— start Stored data —
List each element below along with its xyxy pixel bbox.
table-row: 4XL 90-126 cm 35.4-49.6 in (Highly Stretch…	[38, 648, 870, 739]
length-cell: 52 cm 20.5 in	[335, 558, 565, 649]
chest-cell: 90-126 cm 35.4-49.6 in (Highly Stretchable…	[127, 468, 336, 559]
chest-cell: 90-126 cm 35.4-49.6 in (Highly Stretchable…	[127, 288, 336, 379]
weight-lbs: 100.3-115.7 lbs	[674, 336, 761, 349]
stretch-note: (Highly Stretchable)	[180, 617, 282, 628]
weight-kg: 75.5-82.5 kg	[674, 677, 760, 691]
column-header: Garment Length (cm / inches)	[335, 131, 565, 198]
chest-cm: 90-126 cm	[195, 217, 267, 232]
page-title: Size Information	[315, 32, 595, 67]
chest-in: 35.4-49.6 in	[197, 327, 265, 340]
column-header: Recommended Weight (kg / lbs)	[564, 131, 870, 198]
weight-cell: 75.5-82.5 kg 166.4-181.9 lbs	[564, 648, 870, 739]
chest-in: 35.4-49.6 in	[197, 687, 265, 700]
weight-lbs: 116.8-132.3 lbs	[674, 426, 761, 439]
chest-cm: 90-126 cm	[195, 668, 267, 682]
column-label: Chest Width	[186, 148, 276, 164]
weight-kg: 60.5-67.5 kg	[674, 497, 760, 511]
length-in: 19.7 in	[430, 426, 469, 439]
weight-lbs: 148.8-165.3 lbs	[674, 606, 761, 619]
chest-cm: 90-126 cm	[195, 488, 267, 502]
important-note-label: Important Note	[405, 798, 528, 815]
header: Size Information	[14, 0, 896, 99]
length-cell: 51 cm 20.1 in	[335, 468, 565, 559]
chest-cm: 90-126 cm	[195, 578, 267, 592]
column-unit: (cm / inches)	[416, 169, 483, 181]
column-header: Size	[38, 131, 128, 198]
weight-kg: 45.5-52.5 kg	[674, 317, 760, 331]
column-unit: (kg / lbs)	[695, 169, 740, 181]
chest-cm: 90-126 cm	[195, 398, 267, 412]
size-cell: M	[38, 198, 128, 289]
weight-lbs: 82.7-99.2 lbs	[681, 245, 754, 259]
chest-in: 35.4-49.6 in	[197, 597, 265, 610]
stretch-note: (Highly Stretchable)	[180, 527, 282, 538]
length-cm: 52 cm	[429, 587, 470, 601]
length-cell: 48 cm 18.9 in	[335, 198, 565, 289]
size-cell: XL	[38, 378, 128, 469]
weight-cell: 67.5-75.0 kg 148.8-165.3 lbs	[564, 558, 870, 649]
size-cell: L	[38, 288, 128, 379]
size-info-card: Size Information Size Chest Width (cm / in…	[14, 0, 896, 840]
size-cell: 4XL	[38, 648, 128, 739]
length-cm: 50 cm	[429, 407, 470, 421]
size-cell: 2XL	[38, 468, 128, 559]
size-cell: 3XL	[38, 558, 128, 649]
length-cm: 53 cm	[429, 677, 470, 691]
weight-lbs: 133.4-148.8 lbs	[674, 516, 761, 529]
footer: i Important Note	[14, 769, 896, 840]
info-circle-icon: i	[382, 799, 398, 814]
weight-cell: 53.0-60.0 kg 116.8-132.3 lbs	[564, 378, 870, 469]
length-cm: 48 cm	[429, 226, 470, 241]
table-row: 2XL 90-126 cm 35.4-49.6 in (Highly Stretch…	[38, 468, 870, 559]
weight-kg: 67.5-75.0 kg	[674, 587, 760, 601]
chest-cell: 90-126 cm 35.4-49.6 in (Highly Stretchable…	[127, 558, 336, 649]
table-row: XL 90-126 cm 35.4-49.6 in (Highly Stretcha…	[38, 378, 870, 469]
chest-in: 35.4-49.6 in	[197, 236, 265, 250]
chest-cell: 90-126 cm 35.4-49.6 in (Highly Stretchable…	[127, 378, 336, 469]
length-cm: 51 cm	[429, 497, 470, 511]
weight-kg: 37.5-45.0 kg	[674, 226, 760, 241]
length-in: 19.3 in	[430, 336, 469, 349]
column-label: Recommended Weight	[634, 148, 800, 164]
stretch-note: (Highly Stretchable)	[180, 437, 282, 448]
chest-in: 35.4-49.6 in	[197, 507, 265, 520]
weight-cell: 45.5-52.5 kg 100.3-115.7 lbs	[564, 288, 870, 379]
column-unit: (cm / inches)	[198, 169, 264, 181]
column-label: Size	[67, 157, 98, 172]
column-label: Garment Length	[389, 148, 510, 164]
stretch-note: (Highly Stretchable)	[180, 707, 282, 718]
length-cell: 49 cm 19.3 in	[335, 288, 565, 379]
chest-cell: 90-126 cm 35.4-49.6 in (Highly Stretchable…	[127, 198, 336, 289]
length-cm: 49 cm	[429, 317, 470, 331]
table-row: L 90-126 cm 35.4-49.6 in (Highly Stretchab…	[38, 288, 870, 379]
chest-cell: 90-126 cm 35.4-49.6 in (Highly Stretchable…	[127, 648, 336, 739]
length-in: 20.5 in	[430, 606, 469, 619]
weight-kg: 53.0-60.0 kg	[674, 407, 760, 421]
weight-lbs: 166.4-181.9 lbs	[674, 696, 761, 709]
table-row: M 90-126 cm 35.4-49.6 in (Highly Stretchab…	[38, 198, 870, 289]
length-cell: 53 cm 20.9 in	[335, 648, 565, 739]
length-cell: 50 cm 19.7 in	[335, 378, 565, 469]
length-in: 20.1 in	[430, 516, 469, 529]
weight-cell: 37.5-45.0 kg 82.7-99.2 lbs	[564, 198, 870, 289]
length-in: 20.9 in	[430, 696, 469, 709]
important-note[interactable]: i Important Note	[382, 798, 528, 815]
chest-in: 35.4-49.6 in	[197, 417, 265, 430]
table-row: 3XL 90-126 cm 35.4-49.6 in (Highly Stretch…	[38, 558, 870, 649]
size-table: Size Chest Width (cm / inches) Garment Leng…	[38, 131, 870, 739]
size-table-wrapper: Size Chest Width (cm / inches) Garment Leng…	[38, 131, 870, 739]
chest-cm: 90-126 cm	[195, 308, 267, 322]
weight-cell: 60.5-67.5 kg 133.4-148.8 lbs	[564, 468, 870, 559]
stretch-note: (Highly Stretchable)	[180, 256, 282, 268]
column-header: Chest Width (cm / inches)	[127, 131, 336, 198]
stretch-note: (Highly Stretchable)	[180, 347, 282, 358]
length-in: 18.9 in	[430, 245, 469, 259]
— end Stored data —
> Task goal
Output every line of the entries above as a JSON list of strings, one string per line, omitting blank lines.

> Written reply
[
  "List each element below along with its xyxy pixel bbox.",
  "table-row: 4XL 90-126 cm 35.4-49.6 in (Highly Stretch…\t[38, 648, 870, 739]",
  "length-cell: 52 cm 20.5 in\t[335, 558, 565, 649]",
  "chest-cell: 90-126 cm 35.4-49.6 in (Highly Stretchable…\t[127, 468, 336, 559]",
  "chest-cell: 90-126 cm 35.4-49.6 in (Highly Stretchable…\t[127, 288, 336, 379]",
  "weight-lbs: 100.3-115.7 lbs\t[674, 336, 761, 349]",
  "stretch-note: (Highly Stretchable)\t[180, 617, 282, 628]",
  "weight-kg: 75.5-82.5 kg\t[674, 677, 760, 691]",
  "column-header: Garment Length (cm / inches)\t[335, 131, 565, 198]",
  "chest-cm: 90-126 cm\t[195, 217, 267, 232]",
  "page-title: Size Information\t[315, 32, 595, 67]",
  "chest-in: 35.4-49.6 in\t[197, 327, 265, 340]",
  "column-header: Recommended Weight (kg / lbs)\t[564, 131, 870, 198]",
  "weight-cell: 75.5-82.5 kg 166.4-181.9 lbs\t[564, 648, 870, 739]",
  "chest-in: 35.4-49.6 in\t[197, 687, 265, 700]",
  "weight-lbs: 116.8-132.3 lbs\t[674, 426, 761, 439]",
  "chest-cm: 90-126 cm\t[195, 668, 267, 682]",
  "column-label: Chest Width\t[186, 148, 276, 164]",
  "weight-kg: 60.5-67.5 kg\t[674, 497, 760, 511]",
  "length-in: 19.7 in\t[430, 426, 469, 439]",
  "weight-lbs: 148.8-165.3 lbs\t[674, 606, 761, 619]",
  "chest-cm: 90-126 cm\t[195, 488, 267, 502]",
  "important-note-label: Important Note\t[405, 798, 528, 815]",
  "header: Size Information\t[14, 0, 896, 99]",
  "length-cell: 51 cm 20.1 in\t[335, 468, 565, 559]",
  "chest-cm: 90-126 cm\t[195, 578, 267, 592]",
  "column-unit: (cm / inches)\t[416, 169, 483, 181]",
  "column-header: Size\t[38, 131, 128, 198]",
  "weight-kg: 45.5-52.5 kg\t[674, 317, 760, 331]",
  "column-unit: (kg / lbs)\t[695, 169, 740, 181]",
  "chest-cm: 90-126 cm\t[195, 398, 267, 412]",
  "size-cell: M\t[38, 198, 128, 289]",
  "weight-lbs: 82.7-99.2 lbs\t[681, 245, 754, 259]",
  "chest-in: 35.4-49.6 in\t[197, 597, 265, 610]",
  "stretch-note: (Highly Stretchable)\t[180, 527, 282, 538]",
  "length-cm: 52 cm\t[429, 587, 470, 601]",
  "length-cell: 48 cm 18.9 in\t[335, 198, 565, 289]",
  "size-cell: XL\t[38, 378, 128, 469]",
  "weight-cell: 67.5-75.0 kg 148.8-165.3 lbs\t[564, 558, 870, 649]",
  "size-cell: L\t[38, 288, 128, 379]",
  "size-info-card: Size Information Size Chest Width (cm / in…\t[14, 0, 896, 840]",
  "size-cell: 4XL\t[38, 648, 128, 739]",
  "length-cm: 50 cm\t[429, 407, 470, 421]",
  "size-cell: 2XL\t[38, 468, 128, 559]",
  "size-cell: 3XL\t[38, 558, 128, 649]",
  "length-cm: 53 cm\t[429, 677, 470, 691]",
  "weight-lbs: 133.4-148.8 lbs\t[674, 516, 761, 529]",
  "footer: i Important Note\t[14, 769, 896, 840]",
  "info-circle-icon: i\t[382, 799, 398, 814]",
  "weight-cell: 53.0-60.0 kg 116.8-132.3 lbs\t[564, 378, 870, 469]",
  "length-cm: 48 cm\t[429, 226, 470, 241]",
  "table-row: 2XL 90-126 cm 35.4-49.6 in (Highly Stretch…\t[38, 468, 870, 559]",
  "weight-kg: 67.5-75.0 kg\t[674, 587, 760, 601]",
  "chest-cell: 90-126 cm 35.4-49.6 in (Highly Stretchable…\t[127, 558, 336, 649]",
  "table-row: XL 90-126 cm 35.4-49.6 in (Highly Stretcha…\t[38, 378, 870, 469]",
  "chest-in: 35.4-49.6 in\t[197, 236, 265, 250]",
  "chest-cell: 90-126 cm 35.4-49.6 in (Highly Stretchable…\t[127, 378, 336, 469]",
  "length-cm: 51 cm\t[429, 497, 470, 511]",
  "weight-kg: 37.5-45.0 kg\t[674, 226, 760, 241]",
  "length-in: 19.3 in\t[430, 336, 469, 349]",
  "column-label: Recommended Weight\t[634, 148, 800, 164]",
  "stretch-note: (Highly Stretchable)\t[180, 437, 282, 448]",
  "chest-in: 35.4-49.6 in\t[197, 507, 265, 520]",
  "weight-cell: 45.5-52.5 kg 100.3-115.7 lbs\t[564, 288, 870, 379]",
  "column-unit: (cm / inches)\t[198, 169, 264, 181]",
  "column-label: Size\t[67, 157, 98, 172]",
  "column-label: Garment Length\t[389, 148, 510, 164]",
  "stretch-note: (Highly Stretchable)\t[180, 707, 282, 718]",
  "length-cell: 49 cm 19.3 in\t[335, 288, 565, 379]",
  "chest-cell: 90-126 cm 35.4-49.6 in (Highly Stretchable…\t[127, 198, 336, 289]",
  "length-cm: 49 cm\t[429, 317, 470, 331]",
  "table-row: L 90-126 cm 35.4-49.6 in (Highly Stretchab…\t[38, 288, 870, 379]",
  "chest-cell: 90-126 cm 35.4-49.6 in (Highly Stretchable…\t[127, 648, 336, 739]",
  "length-in: 20.5 in\t[430, 606, 469, 619]",
  "weight-kg: 53.0-60.0 kg\t[674, 407, 760, 421]",
  "weight-lbs: 166.4-181.9 lbs\t[674, 696, 761, 709]",
  "table-row: M 90-126 cm 35.4-49.6 in (Highly Stretchab…\t[38, 198, 870, 289]",
  "length-cell: 53 cm 20.9 in\t[335, 648, 565, 739]",
  "length-cell: 50 cm 19.7 in\t[335, 378, 565, 469]",
  "length-in: 20.1 in\t[430, 516, 469, 529]",
  "weight-cell: 37.5-45.0 kg 82.7-99.2 lbs\t[564, 198, 870, 289]",
  "length-in: 20.9 in\t[430, 696, 469, 709]",
  "important-note[interactable]: i Important Note\t[382, 798, 528, 815]",
  "chest-in: 35.4-49.6 in\t[197, 417, 265, 430]",
  "table-row: 3XL 90-126 cm 35.4-49.6 in (Highly Stretch…\t[38, 558, 870, 649]",
  "size-table: Size Chest Width (cm / inches) Garment Leng…\t[38, 131, 870, 739]",
  "size-table-wrapper: Size Chest Width (cm / inches) Garment Leng…\t[38, 131, 870, 739]",
  "chest-cm: 90-126 cm\t[195, 308, 267, 322]",
  "weight-cell: 60.5-67.5 kg 133.4-148.8 lbs\t[564, 468, 870, 559]",
  "stretch-note: (Highly Stretchable)\t[180, 256, 282, 268]",
  "column-header: Chest Width (cm / inches)\t[127, 131, 336, 198]",
  "stretch-note: (Highly Stretchable)\t[180, 347, 282, 358]",
  "length-in: 18.9 in\t[430, 245, 469, 259]"
]